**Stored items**

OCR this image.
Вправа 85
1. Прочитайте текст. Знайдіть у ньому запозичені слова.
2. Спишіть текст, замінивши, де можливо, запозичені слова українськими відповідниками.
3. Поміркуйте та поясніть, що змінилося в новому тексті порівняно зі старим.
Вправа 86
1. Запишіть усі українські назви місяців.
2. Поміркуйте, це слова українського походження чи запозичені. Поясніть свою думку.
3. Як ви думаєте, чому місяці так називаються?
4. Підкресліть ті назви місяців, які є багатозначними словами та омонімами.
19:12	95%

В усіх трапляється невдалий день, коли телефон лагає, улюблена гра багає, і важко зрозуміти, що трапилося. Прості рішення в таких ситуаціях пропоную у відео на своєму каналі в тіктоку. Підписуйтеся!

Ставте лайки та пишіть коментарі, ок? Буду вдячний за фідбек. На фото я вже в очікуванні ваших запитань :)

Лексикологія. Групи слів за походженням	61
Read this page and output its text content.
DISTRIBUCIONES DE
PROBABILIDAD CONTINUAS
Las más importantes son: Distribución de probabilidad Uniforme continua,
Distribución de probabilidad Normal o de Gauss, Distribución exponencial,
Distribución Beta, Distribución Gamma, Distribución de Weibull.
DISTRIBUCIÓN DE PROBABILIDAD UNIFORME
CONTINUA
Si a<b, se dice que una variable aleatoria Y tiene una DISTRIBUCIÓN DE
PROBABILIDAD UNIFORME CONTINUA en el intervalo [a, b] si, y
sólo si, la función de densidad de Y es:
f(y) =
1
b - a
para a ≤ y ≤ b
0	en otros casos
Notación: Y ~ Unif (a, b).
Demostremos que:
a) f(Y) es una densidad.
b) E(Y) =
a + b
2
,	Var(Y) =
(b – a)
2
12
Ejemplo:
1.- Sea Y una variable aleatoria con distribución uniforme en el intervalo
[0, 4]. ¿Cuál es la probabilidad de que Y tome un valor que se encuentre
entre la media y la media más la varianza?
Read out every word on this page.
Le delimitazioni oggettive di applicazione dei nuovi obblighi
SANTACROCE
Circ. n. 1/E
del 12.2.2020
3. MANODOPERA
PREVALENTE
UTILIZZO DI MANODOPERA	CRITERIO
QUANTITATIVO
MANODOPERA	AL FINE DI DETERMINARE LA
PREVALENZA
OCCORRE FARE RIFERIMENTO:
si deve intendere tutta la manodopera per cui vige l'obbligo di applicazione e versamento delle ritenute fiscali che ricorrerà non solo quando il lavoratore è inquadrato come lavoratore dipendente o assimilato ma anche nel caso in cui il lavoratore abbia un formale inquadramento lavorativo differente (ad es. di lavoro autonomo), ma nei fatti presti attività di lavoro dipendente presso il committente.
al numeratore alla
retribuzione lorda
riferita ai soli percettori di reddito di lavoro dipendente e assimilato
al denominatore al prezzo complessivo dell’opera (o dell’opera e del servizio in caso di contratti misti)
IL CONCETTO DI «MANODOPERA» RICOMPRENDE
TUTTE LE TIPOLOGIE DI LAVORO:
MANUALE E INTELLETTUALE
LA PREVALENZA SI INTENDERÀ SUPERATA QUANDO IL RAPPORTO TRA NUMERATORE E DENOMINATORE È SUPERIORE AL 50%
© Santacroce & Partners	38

**What to produce**
Copy each line holding the word "запозичені" from the listing above.

**Response to this exercise**
1. Прочитайте текст. Знайдіть у ньому запозичені слова.
2. Спишіть текст, замінивши, де можливо, запозичені слова українськими відповідниками.
2. Поміркуйте, це слова українського походження чи запозичені. Поясніть свою думку.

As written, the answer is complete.